* start *

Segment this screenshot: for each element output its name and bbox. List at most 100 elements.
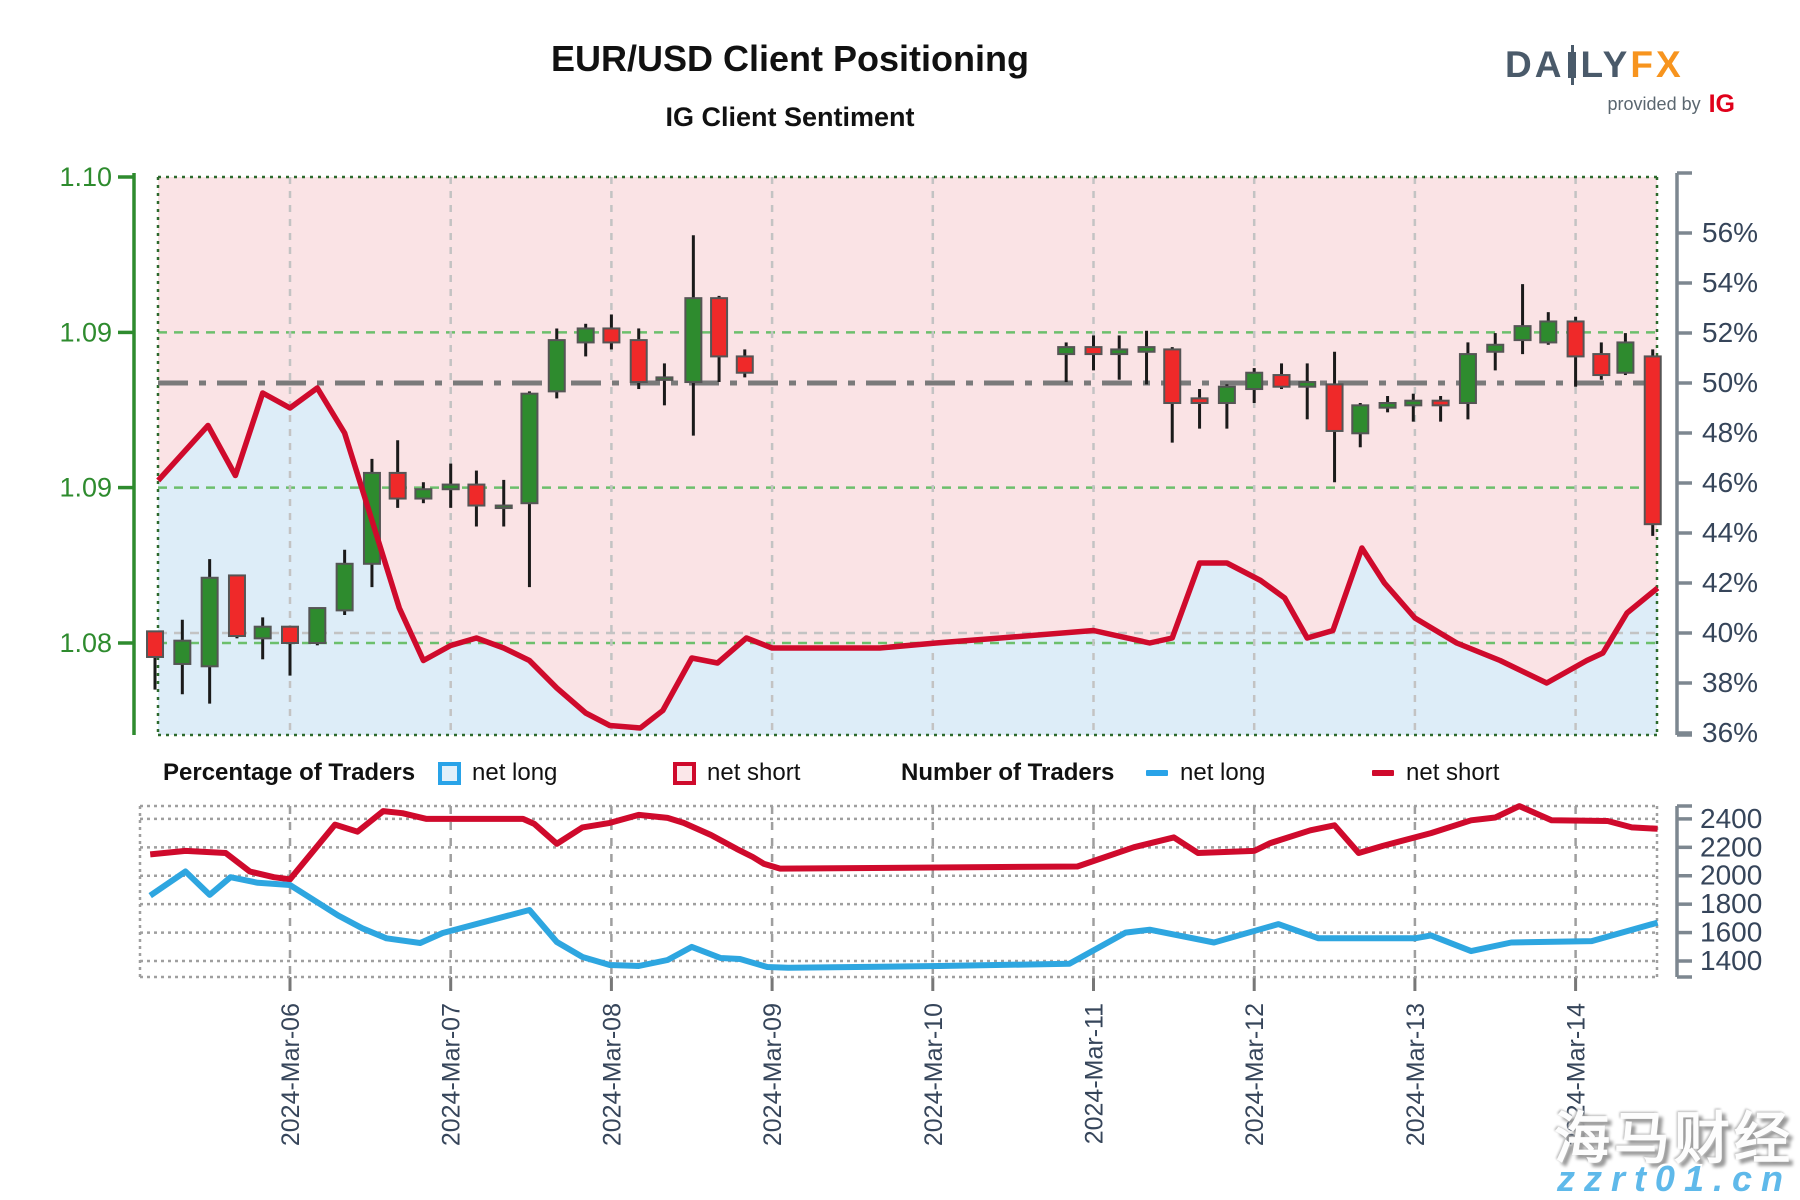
candle-up [1110, 348, 1129, 356]
candle-up [414, 488, 433, 500]
x-axis-date-label: 2024-Mar-08 [598, 1003, 626, 1146]
price-axis-label: 1.09 [59, 317, 112, 347]
candle-up [1057, 346, 1076, 356]
x-axis-date-label: 2024-Mar-10 [920, 1003, 948, 1146]
x-axis-date-label: 2024-Mar-06 [277, 1003, 305, 1146]
candle-up [308, 607, 327, 644]
pct-axis-label: 52% [1702, 317, 1758, 348]
price-axis-label: 1.08 [59, 628, 112, 658]
candle-down [735, 355, 754, 374]
candlestick-icon [1568, 45, 1577, 85]
pct-axis-label: 40% [1702, 617, 1758, 648]
candle-down [1592, 353, 1611, 377]
traders-axis-label: 2000 [1700, 860, 1762, 891]
pct-axis-label: 44% [1702, 517, 1758, 548]
candle-up [1486, 343, 1505, 353]
x-axis-date-label: 2024-Mar-09 [759, 1003, 787, 1146]
candle-up [1245, 371, 1264, 391]
x-axis-date-label: 2024-Mar-11 [1081, 1003, 1109, 1144]
price-axis-label: 1.10 [59, 162, 112, 192]
candle-up [684, 297, 703, 384]
candle-up [1137, 346, 1156, 353]
candle-down [146, 630, 165, 658]
candle-down [629, 339, 648, 384]
dailyfx-logo: DA LY FX provided by IG [1505, 44, 1735, 119]
pct-net-long-swatch [438, 752, 461, 794]
candle-up [173, 639, 192, 665]
legend-count-title: Number of Traders [901, 759, 1115, 786]
candle-up [1513, 325, 1532, 342]
count-net-long-label: net long [1180, 759, 1266, 786]
pct-net-short-swatch [673, 752, 696, 794]
x-axis-date-label: 2024-Mar-13 [1402, 1003, 1430, 1146]
candles-group [146, 235, 1662, 704]
net-short-count-line [149, 803, 1658, 883]
page-title: EUR/USD Client Positioning [550, 38, 1029, 79]
x-axis-date-label: 2024-Mar-12 [1241, 1003, 1269, 1146]
candle-down [1643, 355, 1662, 526]
candle-up [1404, 399, 1423, 407]
pct-axis-label: 50% [1702, 367, 1758, 398]
count-net-long-dash-icon [1146, 752, 1168, 794]
candle-up [441, 483, 460, 491]
candle-down [467, 483, 486, 507]
candle-down [1084, 346, 1103, 356]
candle-up [1378, 402, 1397, 409]
candle-up [335, 562, 354, 612]
candle-down [1566, 320, 1585, 358]
title-block: EUR/USD Client Positioning IG Client Sen… [0, 38, 1580, 133]
pct-axis-label: 38% [1702, 667, 1758, 698]
net-long-count-line [148, 868, 1659, 971]
x-axis-date-label: 2024-Mar-14 [1563, 1003, 1591, 1146]
candle-down [227, 574, 246, 638]
traders-axis-label: 1800 [1700, 888, 1762, 919]
candle-up [1217, 385, 1236, 405]
pct-axis-label: 36% [1702, 717, 1758, 748]
net-long-area-fill [158, 388, 1658, 735]
watermark-text: 海马财经 [1554, 1107, 1794, 1170]
traders-axis-label: 1600 [1700, 917, 1762, 948]
candle-up [547, 339, 566, 393]
ig-logo: IG [1708, 90, 1735, 118]
candle-up [253, 625, 272, 640]
candle-up [200, 576, 219, 668]
dailyfx-wordmark: DA LY FX [1505, 44, 1735, 86]
legend-pct-title: Percentage of Traders [163, 759, 416, 786]
price-axis-label: 1.09 [59, 473, 112, 503]
candle-up [1616, 341, 1635, 374]
pct-axis-label: 48% [1702, 417, 1758, 448]
candle-up [1298, 381, 1317, 388]
net-short-pct-line [156, 385, 1660, 731]
candle-down [602, 327, 621, 344]
pct-axis-label: 42% [1702, 567, 1758, 598]
logo-text-fx: FX [1630, 44, 1684, 85]
candle-up [655, 376, 674, 381]
candle-up [494, 504, 513, 510]
provided-by-label: provided by [1607, 94, 1701, 114]
candle-down [1431, 399, 1450, 407]
traders-axis-label: 2200 [1700, 831, 1762, 862]
provided-by-row: provided by IG [1505, 90, 1735, 119]
candle-down [1325, 383, 1344, 432]
candle-down [388, 471, 407, 500]
pct-net-long-label: net long [472, 759, 558, 786]
pct-axis-label: 56% [1702, 217, 1758, 248]
candle-down [1190, 397, 1209, 405]
count-net-short-dash-icon [1372, 752, 1394, 794]
pct-axis-label: 46% [1702, 467, 1758, 498]
candle-down [281, 625, 299, 645]
logo-text-da: DA [1505, 44, 1565, 85]
candle-down [710, 297, 729, 358]
watermark-url: zzrt01.cn [1556, 1158, 1792, 1199]
candle-down [1272, 374, 1291, 388]
traders-axis-label: 2400 [1700, 803, 1762, 834]
candle-down [1163, 348, 1182, 405]
candle-up [520, 392, 539, 505]
candle-up [1351, 404, 1370, 435]
candle-up [1539, 320, 1558, 344]
pct-axis-label: 54% [1702, 267, 1758, 298]
count-net-short-label: net short [1406, 759, 1500, 786]
traders-axis-label: 1400 [1700, 945, 1762, 976]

* end *

> Problem to work on
Reproduce each of the records above word for word, leaving out the pictures.

> In response
Segment this screenshot: for each element output its name and bbox. List at most 100 elements.
candle-up [1110, 348, 1129, 356]
candle-up [414, 488, 433, 500]
x-axis-date-label: 2024-Mar-08 [598, 1003, 626, 1146]
price-axis-label: 1.09 [59, 317, 112, 347]
candle-up [1057, 346, 1076, 356]
x-axis-date-label: 2024-Mar-10 [920, 1003, 948, 1146]
x-axis-date-label: 2024-Mar-06 [277, 1003, 305, 1146]
candle-up [308, 607, 327, 644]
pct-axis-label: 52% [1702, 317, 1758, 348]
price-axis-label: 1.08 [59, 628, 112, 658]
candle-down [735, 355, 754, 374]
candlestick-icon [1568, 45, 1577, 85]
pct-axis-label: 40% [1702, 617, 1758, 648]
candle-down [1592, 353, 1611, 377]
traders-axis-label: 2000 [1700, 860, 1762, 891]
pct-axis-label: 44% [1702, 517, 1758, 548]
candle-up [1486, 343, 1505, 353]
x-axis-date-label: 2024-Mar-09 [759, 1003, 787, 1146]
candle-up [1245, 371, 1264, 391]
x-axis-date-label: 2024-Mar-11 [1081, 1003, 1109, 1144]
price-axis-label: 1.10 [59, 162, 112, 192]
candle-up [684, 297, 703, 384]
candle-up [1137, 346, 1156, 353]
candle-down [146, 630, 165, 658]
candle-down [629, 339, 648, 384]
dailyfx-logo: DA LY FX provided by IG [1505, 44, 1735, 119]
pct-net-long-swatch [438, 752, 461, 794]
candle-up [173, 639, 192, 665]
legend-count-title: Number of Traders [901, 759, 1115, 786]
candle-up [1513, 325, 1532, 342]
count-net-long-label: net long [1180, 759, 1266, 786]
pct-net-short-swatch [673, 752, 696, 794]
x-axis-date-label: 2024-Mar-13 [1402, 1003, 1430, 1146]
candles-group [146, 235, 1662, 704]
net-short-count-line [149, 803, 1658, 883]
page-title: EUR/USD Client Positioning [550, 38, 1029, 79]
x-axis-date-label: 2024-Mar-12 [1241, 1003, 1269, 1146]
candle-down [1643, 355, 1662, 526]
candle-up [1404, 399, 1423, 407]
pct-axis-label: 50% [1702, 367, 1758, 398]
count-net-long-dash-icon [1146, 752, 1168, 794]
candle-up [441, 483, 460, 491]
candle-down [467, 483, 486, 507]
candle-down [1084, 346, 1103, 356]
candle-up [1378, 402, 1397, 409]
candle-up [335, 562, 354, 612]
candle-down [1566, 320, 1585, 358]
title-block: EUR/USD Client Positioning IG Client Sen… [0, 38, 1580, 133]
pct-axis-label: 38% [1702, 667, 1758, 698]
net-long-count-line [148, 868, 1659, 971]
x-axis-date-label: 2024-Mar-14 [1563, 1003, 1591, 1146]
candle-down [227, 574, 246, 638]
traders-axis-label: 1800 [1700, 888, 1762, 919]
candle-up [1217, 385, 1236, 405]
pct-axis-label: 36% [1702, 717, 1758, 748]
net-long-area-fill [158, 388, 1658, 735]
watermark-text: 海马财经 [1554, 1107, 1794, 1170]
traders-axis-label: 1600 [1700, 917, 1762, 948]
candle-up [547, 339, 566, 393]
ig-logo: IG [1708, 90, 1735, 118]
candle-up [253, 625, 272, 640]
candle-up [200, 576, 219, 668]
dailyfx-wordmark: DA LY FX [1505, 44, 1735, 86]
legend-pct-title: Percentage of Traders [163, 759, 416, 786]
price-axis-label: 1.09 [59, 473, 112, 503]
candle-up [1616, 341, 1635, 374]
pct-axis-label: 48% [1702, 417, 1758, 448]
candle-up [1298, 381, 1317, 388]
net-short-pct-line [156, 385, 1660, 731]
candle-down [602, 327, 621, 344]
pct-axis-label: 42% [1702, 567, 1758, 598]
logo-text-fx: FX [1630, 44, 1684, 85]
candle-up [655, 376, 674, 381]
candle-up [494, 504, 513, 510]
provided-by-label: provided by [1607, 94, 1701, 114]
candle-down [1431, 399, 1450, 407]
traders-axis-label: 2200 [1700, 831, 1762, 862]
provided-by-row: provided by IG [1505, 90, 1735, 119]
candle-down [1325, 383, 1344, 432]
candle-down [388, 471, 407, 500]
pct-net-long-label: net long [472, 759, 558, 786]
pct-axis-label: 56% [1702, 217, 1758, 248]
candle-down [1190, 397, 1209, 405]
count-net-short-dash-icon [1372, 752, 1394, 794]
pct-axis-label: 46% [1702, 467, 1758, 498]
candle-down [281, 625, 299, 645]
logo-text-da: DA [1505, 44, 1565, 85]
candle-down [710, 297, 729, 358]
watermark-url: zzrt01.cn [1556, 1158, 1792, 1199]
candle-down [1272, 374, 1291, 388]
traders-axis-label: 2400 [1700, 803, 1762, 834]
candle-down [1163, 348, 1182, 405]
candle-up [520, 392, 539, 505]
candle-up [1351, 404, 1370, 435]
candle-up [1539, 320, 1558, 344]
pct-axis-label: 54% [1702, 267, 1758, 298]
count-net-short-label: net short [1406, 759, 1500, 786]
traders-axis-label: 1400 [1700, 945, 1762, 976]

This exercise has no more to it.